Set problem.
Collect every line that includes the string "hhmm".

Data entries for graphics:
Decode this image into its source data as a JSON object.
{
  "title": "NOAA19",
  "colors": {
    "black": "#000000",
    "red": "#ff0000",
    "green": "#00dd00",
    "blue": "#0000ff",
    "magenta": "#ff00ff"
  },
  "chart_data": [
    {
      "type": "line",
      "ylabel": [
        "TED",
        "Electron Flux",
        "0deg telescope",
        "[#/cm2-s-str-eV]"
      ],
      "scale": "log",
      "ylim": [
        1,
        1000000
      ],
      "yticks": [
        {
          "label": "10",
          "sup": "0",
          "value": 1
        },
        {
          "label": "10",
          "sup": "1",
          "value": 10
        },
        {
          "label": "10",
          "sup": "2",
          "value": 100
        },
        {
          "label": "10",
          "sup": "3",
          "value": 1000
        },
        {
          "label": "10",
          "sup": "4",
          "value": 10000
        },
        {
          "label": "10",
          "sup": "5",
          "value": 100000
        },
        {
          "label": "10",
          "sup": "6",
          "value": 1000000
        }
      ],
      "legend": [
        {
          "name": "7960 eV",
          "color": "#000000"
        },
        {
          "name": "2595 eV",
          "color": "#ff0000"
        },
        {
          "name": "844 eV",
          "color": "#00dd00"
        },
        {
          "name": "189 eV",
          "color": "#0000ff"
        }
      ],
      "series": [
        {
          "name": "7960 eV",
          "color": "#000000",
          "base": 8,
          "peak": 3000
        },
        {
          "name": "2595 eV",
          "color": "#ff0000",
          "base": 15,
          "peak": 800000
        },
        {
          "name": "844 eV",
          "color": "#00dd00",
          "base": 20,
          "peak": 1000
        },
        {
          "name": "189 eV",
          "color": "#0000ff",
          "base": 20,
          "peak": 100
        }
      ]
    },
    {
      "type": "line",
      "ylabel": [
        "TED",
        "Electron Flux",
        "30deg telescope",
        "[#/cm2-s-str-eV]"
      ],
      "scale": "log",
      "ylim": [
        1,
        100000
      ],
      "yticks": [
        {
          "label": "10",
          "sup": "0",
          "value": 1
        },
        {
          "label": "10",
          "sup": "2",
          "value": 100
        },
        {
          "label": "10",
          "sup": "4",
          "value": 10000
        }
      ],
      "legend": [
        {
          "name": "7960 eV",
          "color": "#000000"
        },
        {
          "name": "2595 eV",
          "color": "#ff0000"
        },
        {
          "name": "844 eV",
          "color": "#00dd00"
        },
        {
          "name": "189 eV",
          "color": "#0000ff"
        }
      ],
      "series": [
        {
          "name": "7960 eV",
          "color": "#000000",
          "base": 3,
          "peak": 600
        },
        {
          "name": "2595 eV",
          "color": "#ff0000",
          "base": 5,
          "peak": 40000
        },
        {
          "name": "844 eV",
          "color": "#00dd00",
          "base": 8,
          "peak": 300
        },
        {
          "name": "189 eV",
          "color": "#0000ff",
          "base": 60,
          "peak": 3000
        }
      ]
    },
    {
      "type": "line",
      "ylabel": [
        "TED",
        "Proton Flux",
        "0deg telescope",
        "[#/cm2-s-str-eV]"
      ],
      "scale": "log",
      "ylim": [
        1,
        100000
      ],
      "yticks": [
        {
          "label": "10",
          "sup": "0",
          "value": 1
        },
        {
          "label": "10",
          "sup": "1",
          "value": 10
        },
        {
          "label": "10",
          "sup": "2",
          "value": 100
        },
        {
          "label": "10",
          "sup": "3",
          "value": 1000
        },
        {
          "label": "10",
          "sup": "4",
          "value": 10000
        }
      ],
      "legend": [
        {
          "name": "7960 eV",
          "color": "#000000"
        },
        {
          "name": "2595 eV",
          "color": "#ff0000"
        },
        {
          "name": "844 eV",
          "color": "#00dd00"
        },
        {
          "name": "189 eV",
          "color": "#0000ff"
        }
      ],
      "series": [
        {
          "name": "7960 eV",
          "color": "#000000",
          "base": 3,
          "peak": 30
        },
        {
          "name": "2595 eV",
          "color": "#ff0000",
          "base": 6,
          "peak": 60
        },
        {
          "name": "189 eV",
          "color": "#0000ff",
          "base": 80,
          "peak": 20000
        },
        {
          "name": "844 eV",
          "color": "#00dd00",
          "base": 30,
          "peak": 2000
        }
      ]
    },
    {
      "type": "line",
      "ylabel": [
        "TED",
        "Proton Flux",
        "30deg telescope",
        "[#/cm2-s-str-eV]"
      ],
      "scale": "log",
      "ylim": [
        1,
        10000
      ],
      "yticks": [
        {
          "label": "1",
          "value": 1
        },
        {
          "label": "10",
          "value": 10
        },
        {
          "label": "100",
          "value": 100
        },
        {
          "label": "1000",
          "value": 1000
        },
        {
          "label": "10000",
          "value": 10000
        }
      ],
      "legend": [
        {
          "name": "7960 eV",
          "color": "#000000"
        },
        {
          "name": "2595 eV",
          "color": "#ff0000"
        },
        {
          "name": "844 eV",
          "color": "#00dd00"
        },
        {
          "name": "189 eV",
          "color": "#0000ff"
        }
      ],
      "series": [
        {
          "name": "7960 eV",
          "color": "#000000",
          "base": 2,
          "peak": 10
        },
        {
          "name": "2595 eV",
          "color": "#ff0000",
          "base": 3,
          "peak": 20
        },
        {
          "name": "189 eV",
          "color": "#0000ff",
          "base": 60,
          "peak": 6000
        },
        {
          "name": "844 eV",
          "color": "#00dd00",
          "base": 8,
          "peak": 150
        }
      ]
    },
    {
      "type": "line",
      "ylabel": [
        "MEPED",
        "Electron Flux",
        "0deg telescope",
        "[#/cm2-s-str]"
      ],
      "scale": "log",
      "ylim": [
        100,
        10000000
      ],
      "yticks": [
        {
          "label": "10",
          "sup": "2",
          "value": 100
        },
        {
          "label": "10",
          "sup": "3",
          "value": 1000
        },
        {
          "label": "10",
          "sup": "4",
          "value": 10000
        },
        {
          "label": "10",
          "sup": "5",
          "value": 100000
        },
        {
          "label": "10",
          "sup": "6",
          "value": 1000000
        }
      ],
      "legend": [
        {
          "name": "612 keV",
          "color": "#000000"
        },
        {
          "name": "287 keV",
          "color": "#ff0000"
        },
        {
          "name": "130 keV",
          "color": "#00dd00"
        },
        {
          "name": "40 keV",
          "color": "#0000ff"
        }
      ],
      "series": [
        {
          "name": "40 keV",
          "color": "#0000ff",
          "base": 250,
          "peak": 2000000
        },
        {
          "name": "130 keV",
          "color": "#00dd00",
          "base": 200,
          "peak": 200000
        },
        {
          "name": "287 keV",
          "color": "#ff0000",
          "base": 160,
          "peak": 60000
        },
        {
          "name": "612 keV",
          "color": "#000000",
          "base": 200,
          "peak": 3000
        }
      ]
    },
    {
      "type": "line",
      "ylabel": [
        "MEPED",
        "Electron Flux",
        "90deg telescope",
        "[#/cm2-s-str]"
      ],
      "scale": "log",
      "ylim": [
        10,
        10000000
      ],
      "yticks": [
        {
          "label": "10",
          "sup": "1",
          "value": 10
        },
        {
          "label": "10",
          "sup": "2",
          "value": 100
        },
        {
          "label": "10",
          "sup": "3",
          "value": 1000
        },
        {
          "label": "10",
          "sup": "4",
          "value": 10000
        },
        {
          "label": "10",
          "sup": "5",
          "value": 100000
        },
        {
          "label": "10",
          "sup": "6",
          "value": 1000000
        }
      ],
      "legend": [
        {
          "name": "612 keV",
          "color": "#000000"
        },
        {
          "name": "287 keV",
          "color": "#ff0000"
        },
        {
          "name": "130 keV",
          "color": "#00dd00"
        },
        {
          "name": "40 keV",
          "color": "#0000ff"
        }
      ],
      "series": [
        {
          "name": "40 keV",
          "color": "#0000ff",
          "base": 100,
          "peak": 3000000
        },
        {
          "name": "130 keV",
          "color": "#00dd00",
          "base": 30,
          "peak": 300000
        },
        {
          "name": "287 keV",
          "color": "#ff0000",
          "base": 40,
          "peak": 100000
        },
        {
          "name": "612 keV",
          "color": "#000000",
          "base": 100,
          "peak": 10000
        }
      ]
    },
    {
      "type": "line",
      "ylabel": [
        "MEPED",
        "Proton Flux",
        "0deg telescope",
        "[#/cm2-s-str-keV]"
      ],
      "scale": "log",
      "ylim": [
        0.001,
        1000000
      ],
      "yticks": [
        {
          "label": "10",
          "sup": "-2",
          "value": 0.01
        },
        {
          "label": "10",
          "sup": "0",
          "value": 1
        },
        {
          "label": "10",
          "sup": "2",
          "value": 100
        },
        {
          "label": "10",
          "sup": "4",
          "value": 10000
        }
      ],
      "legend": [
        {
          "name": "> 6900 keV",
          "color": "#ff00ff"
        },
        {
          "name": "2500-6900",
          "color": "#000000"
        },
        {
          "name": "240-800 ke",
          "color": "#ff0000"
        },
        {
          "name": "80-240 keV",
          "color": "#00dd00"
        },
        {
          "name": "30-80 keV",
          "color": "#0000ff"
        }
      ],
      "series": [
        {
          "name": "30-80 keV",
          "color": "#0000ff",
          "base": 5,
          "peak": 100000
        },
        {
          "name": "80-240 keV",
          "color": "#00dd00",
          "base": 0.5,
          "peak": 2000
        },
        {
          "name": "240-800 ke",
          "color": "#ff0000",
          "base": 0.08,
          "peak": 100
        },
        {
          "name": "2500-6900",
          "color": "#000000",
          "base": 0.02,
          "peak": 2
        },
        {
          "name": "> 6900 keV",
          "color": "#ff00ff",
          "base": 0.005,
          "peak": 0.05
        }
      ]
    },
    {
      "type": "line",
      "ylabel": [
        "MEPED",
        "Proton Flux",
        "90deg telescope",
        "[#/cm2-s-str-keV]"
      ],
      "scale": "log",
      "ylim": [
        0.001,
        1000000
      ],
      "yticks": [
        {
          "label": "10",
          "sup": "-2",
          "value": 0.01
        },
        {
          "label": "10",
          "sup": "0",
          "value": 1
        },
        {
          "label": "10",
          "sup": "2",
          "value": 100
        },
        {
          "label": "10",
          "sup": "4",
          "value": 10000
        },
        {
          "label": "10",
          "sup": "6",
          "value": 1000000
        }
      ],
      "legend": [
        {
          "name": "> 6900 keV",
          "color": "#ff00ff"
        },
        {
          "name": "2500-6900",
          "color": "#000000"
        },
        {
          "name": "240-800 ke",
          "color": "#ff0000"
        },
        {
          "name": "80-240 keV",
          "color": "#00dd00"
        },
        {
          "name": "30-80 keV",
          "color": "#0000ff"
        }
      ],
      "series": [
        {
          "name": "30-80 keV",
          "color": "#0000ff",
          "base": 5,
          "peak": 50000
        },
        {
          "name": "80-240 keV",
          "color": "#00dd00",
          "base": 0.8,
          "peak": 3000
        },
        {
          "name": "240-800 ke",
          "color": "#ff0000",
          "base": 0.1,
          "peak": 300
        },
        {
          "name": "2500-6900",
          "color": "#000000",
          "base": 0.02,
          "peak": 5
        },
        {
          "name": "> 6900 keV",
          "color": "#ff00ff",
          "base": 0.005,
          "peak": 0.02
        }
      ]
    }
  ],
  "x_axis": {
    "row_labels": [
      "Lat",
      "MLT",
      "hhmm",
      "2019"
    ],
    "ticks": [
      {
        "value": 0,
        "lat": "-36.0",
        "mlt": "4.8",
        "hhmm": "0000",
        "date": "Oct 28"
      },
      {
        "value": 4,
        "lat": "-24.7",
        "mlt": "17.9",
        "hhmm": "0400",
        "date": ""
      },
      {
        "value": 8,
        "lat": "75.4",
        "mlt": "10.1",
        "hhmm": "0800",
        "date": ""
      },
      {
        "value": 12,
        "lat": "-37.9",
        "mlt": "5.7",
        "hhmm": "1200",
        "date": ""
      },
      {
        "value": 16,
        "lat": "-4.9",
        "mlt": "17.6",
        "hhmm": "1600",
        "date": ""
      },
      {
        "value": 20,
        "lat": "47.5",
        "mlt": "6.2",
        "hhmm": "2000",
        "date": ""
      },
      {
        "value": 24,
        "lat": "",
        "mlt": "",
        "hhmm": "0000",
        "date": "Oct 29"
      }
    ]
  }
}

Answer in full.
      "hhmm",
        "hhmm": "0000",
        "hhmm": "0400",
        "hhmm": "0800",
        "hhmm": "1200",
        "hhmm": "1600",
        "hhmm": "2000",
        "hhmm": "0000",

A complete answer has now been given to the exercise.